■ **YOUR INSTRUCTIONS**
Find the lines below that contain the string "Average". Copy each one.

==*==

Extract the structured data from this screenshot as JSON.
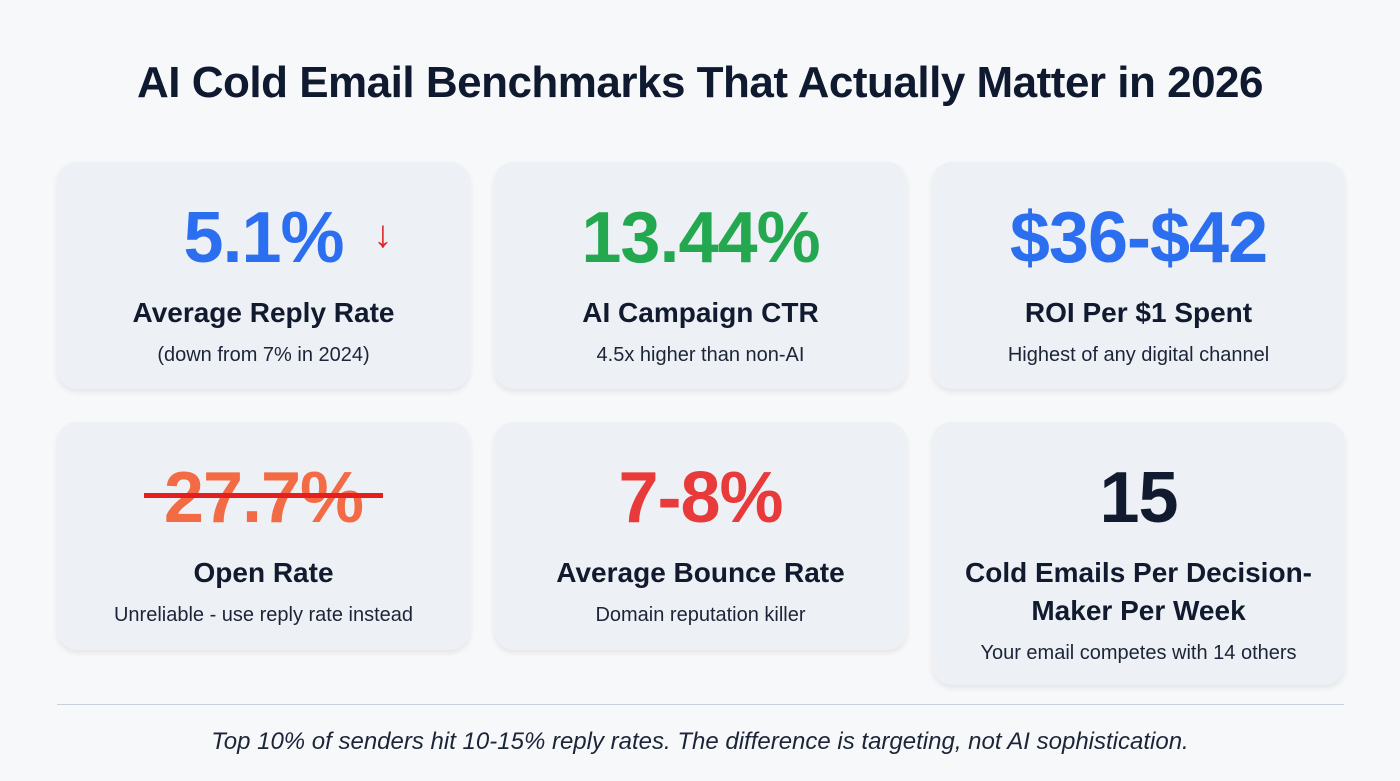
{
  "title": "AI Cold Email Benchmarks That Actually Matter in 2026",
  "colors": {
    "blue": "#2b6ff0",
    "green": "#23a84f",
    "orange": "#f26b45",
    "red": "#e8393b",
    "navy": "#111a2e",
    "arrow_red": "#e0262b"
  },
  "cards": [
    {
      "value": "5.1%",
      "label": "Average Reply Rate",
      "sub": "(down from 7% in 2024)",
      "icon": "arrow-down-icon"
    },
    {
      "value": "13.44%",
      "label": "AI Campaign CTR",
      "sub": "4.5x higher than non-AI"
    },
    {
      "value": "$36-$42",
      "label": "ROI Per $1 Spent",
      "sub": "Highest of any digital channel"
    },
    {
      "value": "27.7%",
      "label": "Open Rate",
      "sub": "Unreliable - use reply rate instead",
      "struck_through": true
    },
    {
      "value": "7-8%",
      "label": "Average Bounce Rate",
      "sub": "Domain reputation killer"
    },
    {
      "value": "15",
      "label": "Cold Emails Per Decision-Maker Per Week",
      "sub": "Your email competes with 14 others"
    }
  ],
  "footer": "Top 10% of senders hit 10-15% reply rates. The difference is targeting, not AI sophistication."
}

==*==

■ **THE RESPONSE**
      "label": "Average Reply Rate",
      "label": "Average Bounce Rate",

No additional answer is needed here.